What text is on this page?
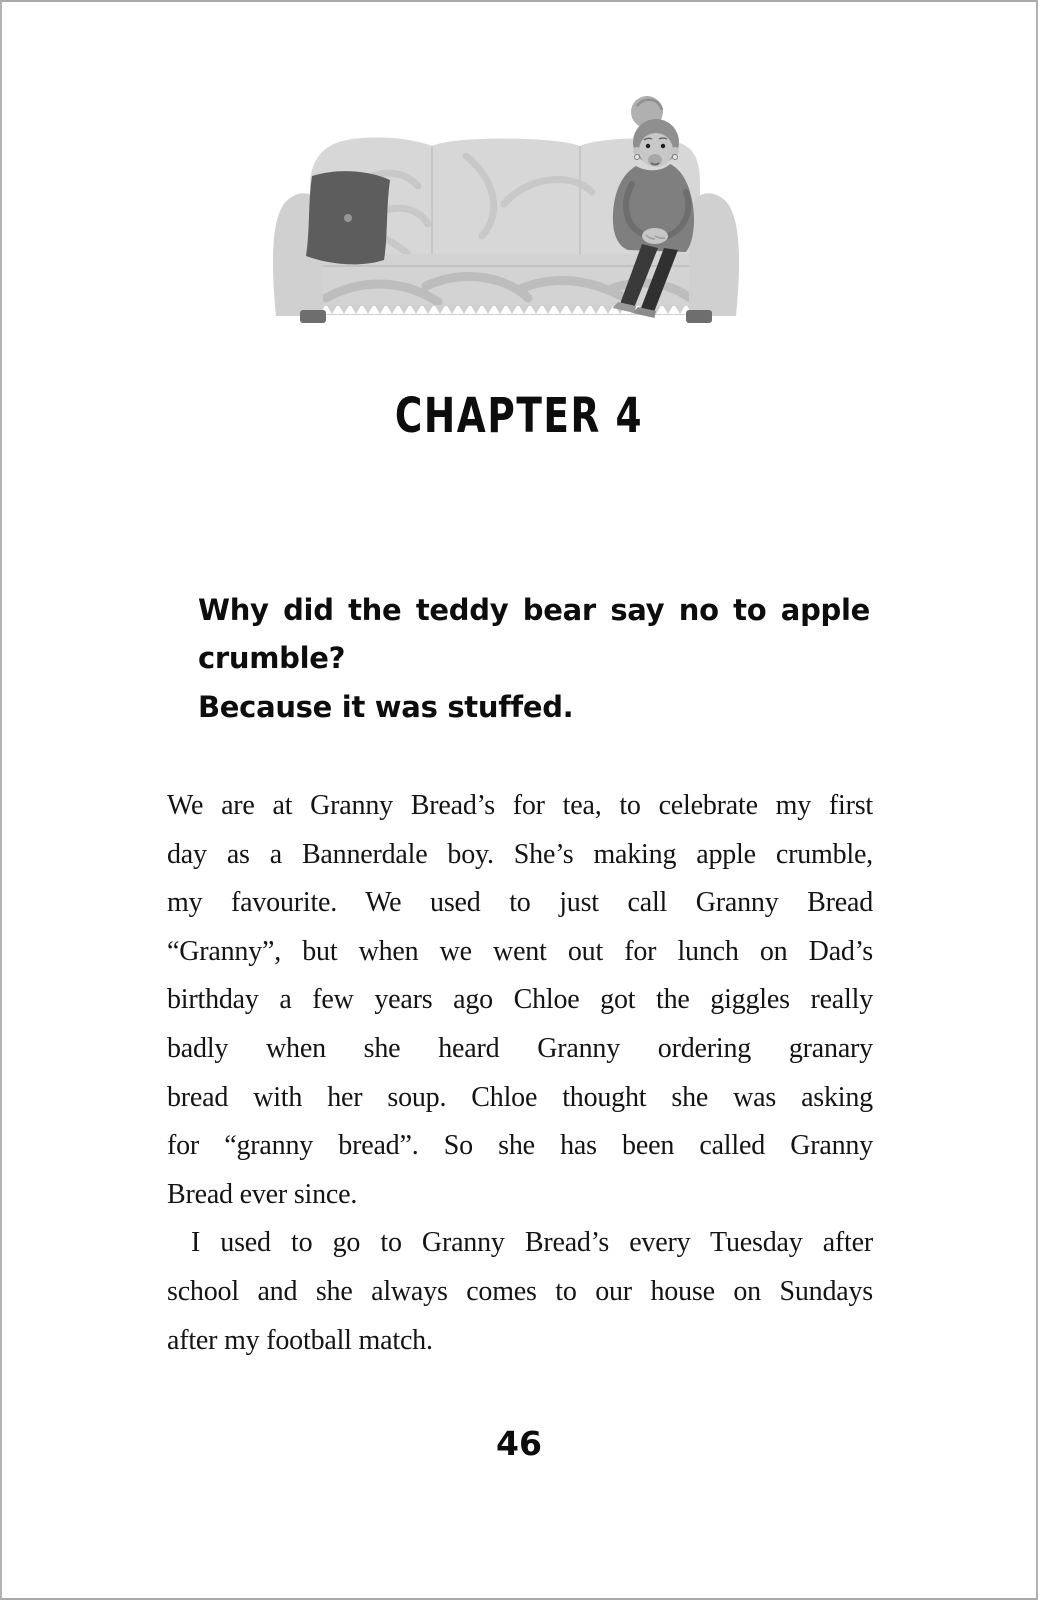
CHAPTER 4
Why did the teddy bear say no to apple
crumble?
Because it was stuffed.
We are at Granny Bread’s for tea, to celebrate my first
day as a Bannerdale boy. She’s making apple crumble,
my favourite. We used to just call Granny Bread
“Granny”, but when we went out for lunch on Dad’s
birthday a few years ago Chloe got the giggles really
badly when she heard Granny ordering granary
bread with her soup. Chloe thought she was asking
for “granny bread”. So she has been called Granny
Bread ever since.
I used to go to Granny Bread’s every Tuesday after
school and she always comes to our house on Sundays
after my football match.
46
※
Short exercise: In the material above, find the lines that contain "after" and show them.

Task answer:
I used to go to Granny Bread’s every Tuesday after
after my football match.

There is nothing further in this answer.